Exercise brief => Pick out each line of the records in which the word "this" appears.

Dataset records =>
--------------------------------

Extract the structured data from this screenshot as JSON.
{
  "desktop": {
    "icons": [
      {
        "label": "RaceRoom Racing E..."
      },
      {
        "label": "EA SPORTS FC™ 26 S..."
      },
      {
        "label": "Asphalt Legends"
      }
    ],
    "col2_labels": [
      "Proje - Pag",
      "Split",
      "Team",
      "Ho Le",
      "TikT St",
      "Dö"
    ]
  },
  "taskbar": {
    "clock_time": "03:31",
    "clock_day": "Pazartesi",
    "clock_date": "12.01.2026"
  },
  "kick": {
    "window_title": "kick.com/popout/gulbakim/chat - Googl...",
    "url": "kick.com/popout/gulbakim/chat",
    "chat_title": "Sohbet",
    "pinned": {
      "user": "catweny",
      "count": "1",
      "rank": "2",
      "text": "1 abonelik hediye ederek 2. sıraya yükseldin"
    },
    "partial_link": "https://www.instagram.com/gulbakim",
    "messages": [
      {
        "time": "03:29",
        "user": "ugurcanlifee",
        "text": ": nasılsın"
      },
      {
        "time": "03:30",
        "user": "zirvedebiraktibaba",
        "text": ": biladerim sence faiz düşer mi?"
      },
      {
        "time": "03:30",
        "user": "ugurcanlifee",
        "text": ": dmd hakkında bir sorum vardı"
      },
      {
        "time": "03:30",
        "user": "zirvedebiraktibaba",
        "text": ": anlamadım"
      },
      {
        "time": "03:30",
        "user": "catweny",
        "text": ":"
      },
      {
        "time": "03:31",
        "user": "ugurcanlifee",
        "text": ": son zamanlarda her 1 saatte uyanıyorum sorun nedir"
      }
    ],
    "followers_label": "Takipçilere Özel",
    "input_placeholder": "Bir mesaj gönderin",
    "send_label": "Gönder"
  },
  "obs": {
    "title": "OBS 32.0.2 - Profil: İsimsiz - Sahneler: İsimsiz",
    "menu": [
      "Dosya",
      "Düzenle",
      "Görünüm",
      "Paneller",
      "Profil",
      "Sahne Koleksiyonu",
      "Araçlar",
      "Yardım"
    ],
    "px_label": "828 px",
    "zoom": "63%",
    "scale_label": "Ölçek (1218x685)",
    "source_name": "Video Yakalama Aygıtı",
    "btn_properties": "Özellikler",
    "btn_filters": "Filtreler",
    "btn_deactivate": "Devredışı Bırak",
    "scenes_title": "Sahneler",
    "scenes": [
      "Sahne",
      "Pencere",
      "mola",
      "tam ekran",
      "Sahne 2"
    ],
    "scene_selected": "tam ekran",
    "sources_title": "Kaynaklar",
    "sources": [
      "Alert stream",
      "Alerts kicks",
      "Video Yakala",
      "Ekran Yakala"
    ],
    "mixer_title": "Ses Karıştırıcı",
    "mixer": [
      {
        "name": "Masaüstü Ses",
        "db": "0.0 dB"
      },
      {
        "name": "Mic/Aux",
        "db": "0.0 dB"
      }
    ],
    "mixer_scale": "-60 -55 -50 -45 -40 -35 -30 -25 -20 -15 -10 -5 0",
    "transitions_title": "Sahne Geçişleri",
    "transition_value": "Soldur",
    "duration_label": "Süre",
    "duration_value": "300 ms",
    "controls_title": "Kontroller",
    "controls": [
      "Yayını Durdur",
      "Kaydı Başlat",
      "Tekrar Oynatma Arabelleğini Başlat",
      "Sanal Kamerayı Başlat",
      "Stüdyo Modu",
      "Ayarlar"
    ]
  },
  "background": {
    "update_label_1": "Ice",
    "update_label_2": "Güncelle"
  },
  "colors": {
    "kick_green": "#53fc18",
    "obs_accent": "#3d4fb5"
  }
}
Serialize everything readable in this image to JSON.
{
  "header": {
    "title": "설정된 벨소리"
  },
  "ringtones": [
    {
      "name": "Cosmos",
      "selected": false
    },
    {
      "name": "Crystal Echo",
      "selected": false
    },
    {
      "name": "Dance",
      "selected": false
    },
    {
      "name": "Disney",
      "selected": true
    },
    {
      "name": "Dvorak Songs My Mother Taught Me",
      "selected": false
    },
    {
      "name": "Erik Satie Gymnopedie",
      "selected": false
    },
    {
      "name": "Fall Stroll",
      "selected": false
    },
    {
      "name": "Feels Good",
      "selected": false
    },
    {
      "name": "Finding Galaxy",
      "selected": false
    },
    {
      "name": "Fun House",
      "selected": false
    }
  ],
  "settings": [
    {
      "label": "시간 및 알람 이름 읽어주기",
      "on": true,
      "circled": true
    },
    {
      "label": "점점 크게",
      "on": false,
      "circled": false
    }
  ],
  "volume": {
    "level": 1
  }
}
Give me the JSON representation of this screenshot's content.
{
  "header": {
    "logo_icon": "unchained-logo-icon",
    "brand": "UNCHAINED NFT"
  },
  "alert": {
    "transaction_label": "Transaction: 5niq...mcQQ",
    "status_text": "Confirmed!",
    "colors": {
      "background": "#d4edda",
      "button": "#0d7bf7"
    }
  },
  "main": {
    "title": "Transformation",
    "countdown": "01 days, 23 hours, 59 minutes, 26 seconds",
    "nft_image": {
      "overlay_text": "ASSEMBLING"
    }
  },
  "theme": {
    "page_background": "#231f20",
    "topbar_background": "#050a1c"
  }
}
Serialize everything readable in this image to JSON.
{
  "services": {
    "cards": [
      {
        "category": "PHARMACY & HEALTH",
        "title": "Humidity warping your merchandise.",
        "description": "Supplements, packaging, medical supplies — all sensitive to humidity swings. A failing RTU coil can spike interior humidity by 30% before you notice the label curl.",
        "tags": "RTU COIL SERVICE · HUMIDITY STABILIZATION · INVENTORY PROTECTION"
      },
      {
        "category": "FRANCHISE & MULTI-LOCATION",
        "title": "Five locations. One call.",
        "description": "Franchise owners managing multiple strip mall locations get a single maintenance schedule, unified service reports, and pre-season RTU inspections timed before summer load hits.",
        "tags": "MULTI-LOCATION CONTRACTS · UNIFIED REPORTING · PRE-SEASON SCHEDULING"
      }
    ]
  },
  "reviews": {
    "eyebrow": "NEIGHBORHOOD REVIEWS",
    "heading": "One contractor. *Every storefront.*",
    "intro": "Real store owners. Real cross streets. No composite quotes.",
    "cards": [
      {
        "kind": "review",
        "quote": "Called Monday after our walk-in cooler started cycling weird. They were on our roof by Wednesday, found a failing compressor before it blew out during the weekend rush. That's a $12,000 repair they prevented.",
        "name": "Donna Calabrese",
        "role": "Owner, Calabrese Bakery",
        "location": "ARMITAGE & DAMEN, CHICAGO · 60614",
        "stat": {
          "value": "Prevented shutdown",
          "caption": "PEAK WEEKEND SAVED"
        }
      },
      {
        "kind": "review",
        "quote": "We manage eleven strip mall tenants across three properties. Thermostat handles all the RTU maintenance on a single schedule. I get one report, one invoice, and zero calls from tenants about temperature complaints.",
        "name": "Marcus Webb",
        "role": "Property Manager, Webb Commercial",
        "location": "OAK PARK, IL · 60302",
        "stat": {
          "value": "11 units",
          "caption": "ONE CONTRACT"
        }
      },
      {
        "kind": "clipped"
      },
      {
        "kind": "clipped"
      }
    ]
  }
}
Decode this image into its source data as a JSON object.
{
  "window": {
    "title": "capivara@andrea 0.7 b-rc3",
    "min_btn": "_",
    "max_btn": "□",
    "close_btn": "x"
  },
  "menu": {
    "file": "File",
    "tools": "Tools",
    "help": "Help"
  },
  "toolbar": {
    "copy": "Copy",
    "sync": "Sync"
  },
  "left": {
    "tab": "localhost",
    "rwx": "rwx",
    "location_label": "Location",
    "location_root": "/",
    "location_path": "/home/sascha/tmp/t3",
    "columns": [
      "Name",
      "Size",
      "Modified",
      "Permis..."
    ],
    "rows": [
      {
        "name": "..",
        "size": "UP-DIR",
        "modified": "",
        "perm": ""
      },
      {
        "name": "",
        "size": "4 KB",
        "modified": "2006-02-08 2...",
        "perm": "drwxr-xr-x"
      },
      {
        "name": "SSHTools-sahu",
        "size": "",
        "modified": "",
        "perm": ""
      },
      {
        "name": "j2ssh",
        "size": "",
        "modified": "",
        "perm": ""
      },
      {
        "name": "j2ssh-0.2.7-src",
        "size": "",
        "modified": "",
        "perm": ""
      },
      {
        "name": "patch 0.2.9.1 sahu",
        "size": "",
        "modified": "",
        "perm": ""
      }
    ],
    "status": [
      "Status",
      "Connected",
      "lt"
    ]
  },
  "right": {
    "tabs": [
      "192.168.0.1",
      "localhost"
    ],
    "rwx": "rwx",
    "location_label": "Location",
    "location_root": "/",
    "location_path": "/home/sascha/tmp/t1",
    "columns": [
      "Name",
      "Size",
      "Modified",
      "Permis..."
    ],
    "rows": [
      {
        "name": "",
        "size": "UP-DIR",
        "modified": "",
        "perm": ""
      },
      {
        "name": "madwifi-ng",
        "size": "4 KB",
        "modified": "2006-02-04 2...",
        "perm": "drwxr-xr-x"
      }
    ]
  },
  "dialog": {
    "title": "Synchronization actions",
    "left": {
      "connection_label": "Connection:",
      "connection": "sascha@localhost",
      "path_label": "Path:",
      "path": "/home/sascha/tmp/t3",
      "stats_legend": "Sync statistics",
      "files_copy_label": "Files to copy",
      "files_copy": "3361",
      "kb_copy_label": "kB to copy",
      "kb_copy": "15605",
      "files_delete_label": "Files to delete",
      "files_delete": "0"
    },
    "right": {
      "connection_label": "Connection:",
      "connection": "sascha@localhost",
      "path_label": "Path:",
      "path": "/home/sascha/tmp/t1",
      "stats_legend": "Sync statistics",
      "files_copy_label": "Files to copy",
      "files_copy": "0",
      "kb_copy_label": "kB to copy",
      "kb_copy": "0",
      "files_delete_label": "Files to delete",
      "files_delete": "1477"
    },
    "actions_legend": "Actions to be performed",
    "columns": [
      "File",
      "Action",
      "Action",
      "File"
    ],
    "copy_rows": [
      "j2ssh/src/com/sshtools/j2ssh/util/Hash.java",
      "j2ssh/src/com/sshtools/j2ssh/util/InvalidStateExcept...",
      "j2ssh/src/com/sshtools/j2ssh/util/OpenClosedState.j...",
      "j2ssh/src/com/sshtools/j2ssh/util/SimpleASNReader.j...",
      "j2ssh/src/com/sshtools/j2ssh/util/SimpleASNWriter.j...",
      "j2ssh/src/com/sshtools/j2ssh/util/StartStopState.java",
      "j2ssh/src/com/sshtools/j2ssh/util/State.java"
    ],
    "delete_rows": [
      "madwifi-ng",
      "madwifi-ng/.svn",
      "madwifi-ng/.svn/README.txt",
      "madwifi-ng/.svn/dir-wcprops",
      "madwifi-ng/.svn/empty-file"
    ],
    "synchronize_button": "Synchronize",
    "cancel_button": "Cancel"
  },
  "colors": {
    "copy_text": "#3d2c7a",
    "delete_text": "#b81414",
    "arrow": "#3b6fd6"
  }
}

--------------------------------

Response to the task =>
Extract the structured data from this screenshot as JSON.
Serialize everything readable in this image to JSON.
Give me the JSON representation of this screenshot's content.
Serialize everything readable in this image to JSON.
Decode this image into its source data as a JSON object.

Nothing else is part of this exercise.